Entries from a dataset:

:::::

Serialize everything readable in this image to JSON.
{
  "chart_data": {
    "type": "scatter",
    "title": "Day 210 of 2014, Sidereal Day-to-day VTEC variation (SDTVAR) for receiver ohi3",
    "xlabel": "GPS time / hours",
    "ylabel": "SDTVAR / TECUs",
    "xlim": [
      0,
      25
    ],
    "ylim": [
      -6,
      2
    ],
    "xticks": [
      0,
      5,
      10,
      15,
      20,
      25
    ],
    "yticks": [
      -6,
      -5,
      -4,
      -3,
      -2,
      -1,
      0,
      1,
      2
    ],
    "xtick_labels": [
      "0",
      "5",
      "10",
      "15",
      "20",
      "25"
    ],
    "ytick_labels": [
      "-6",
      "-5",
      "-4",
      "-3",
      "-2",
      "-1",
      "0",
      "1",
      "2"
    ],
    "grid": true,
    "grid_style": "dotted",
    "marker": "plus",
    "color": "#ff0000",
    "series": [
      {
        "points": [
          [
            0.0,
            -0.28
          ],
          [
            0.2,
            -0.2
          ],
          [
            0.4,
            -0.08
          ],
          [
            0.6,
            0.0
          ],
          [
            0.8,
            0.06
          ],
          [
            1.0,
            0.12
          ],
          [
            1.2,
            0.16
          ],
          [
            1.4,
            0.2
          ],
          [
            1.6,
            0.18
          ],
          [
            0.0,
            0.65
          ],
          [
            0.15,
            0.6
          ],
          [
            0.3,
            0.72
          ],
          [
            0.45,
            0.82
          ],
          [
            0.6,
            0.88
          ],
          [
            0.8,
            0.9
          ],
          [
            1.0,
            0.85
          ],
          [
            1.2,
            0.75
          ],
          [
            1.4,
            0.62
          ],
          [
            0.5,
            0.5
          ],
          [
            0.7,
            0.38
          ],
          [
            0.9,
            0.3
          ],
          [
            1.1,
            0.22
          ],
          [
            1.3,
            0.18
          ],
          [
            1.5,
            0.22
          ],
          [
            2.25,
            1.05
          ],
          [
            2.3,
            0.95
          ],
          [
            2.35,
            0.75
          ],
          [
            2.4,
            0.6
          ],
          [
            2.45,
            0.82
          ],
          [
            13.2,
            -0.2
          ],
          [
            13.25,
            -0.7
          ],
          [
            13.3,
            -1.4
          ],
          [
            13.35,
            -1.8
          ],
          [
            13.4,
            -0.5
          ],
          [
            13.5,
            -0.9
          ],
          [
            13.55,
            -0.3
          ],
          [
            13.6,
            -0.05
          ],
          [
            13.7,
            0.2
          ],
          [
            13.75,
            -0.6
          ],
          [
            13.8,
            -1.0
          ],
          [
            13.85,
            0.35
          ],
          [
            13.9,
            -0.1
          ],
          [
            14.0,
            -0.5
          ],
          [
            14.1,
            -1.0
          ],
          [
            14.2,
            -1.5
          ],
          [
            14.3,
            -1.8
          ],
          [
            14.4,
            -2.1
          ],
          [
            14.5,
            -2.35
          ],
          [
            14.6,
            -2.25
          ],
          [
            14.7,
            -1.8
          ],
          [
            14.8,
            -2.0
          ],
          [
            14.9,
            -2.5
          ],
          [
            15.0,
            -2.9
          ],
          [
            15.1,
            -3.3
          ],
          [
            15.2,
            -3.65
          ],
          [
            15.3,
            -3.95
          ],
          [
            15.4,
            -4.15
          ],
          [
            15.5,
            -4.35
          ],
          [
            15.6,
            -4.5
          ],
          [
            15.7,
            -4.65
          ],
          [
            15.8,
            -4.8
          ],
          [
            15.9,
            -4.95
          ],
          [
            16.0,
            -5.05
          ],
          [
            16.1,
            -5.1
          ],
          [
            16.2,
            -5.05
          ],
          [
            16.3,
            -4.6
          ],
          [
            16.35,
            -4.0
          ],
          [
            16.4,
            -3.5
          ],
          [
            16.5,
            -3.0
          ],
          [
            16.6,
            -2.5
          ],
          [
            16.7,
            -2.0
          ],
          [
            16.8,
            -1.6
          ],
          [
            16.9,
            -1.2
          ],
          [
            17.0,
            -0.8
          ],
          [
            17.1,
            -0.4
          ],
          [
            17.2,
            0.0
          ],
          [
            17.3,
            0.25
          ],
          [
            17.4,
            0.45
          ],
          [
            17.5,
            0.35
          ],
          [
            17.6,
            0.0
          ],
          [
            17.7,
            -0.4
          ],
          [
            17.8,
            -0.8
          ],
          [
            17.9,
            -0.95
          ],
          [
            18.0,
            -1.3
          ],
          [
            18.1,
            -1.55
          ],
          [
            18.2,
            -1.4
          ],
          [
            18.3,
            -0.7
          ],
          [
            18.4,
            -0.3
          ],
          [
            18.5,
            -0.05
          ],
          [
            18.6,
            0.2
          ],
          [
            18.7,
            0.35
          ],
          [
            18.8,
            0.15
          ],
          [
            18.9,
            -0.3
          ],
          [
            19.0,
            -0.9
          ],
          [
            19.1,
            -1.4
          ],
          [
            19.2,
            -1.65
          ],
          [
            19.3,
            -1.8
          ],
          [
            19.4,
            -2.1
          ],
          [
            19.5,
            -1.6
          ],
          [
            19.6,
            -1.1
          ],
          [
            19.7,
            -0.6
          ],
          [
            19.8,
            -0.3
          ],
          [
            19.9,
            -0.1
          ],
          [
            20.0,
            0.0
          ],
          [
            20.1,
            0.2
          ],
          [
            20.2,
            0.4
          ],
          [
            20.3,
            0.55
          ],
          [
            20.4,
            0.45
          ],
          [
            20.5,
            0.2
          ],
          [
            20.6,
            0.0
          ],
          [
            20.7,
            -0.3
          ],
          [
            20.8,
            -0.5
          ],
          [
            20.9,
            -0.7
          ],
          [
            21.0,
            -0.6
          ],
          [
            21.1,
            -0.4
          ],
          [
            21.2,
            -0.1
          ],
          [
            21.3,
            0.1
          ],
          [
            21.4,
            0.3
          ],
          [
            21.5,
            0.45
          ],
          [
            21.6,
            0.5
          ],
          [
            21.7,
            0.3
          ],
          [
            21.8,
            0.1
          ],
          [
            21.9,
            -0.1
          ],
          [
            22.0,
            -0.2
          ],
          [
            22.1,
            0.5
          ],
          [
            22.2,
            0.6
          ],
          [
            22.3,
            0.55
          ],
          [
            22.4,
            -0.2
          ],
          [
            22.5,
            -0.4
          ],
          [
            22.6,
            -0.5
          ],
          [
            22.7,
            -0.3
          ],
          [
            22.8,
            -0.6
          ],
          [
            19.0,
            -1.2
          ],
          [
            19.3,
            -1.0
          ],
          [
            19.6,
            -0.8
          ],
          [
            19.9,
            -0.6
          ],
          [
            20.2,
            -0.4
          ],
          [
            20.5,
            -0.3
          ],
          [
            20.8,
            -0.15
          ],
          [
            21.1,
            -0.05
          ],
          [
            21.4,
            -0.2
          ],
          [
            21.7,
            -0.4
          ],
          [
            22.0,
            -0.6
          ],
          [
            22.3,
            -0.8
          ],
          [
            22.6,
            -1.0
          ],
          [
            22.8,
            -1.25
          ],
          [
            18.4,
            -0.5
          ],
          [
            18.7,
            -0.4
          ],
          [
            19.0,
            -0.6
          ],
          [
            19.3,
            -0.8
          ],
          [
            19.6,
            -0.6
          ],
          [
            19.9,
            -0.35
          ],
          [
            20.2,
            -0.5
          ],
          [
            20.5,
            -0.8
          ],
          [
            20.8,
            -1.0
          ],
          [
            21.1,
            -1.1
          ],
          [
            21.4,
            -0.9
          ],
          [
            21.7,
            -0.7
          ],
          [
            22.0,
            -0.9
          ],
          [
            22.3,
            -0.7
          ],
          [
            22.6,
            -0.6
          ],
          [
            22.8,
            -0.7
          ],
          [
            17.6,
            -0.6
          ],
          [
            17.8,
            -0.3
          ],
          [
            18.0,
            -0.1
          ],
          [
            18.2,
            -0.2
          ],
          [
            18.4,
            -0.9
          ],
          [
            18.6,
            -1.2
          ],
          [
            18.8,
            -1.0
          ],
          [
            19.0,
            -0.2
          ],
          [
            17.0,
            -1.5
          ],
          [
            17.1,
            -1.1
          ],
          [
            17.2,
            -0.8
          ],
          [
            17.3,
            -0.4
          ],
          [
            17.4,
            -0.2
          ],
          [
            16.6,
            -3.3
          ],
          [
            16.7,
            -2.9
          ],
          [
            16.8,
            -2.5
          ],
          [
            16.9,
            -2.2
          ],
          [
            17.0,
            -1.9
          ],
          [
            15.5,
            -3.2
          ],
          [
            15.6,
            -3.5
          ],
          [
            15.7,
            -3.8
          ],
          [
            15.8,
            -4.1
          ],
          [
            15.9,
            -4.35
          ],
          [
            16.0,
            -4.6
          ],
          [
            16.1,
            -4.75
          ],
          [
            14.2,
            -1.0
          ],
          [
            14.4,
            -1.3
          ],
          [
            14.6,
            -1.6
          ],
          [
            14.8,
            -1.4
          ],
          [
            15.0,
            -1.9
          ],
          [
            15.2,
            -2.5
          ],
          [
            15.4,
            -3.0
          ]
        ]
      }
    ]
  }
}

:::::

WORK TO COMPLETE: Tally the lines in this data that hold the word "SDTVAR" and state only the count.

RESULT OF THIS EXERCISE: 2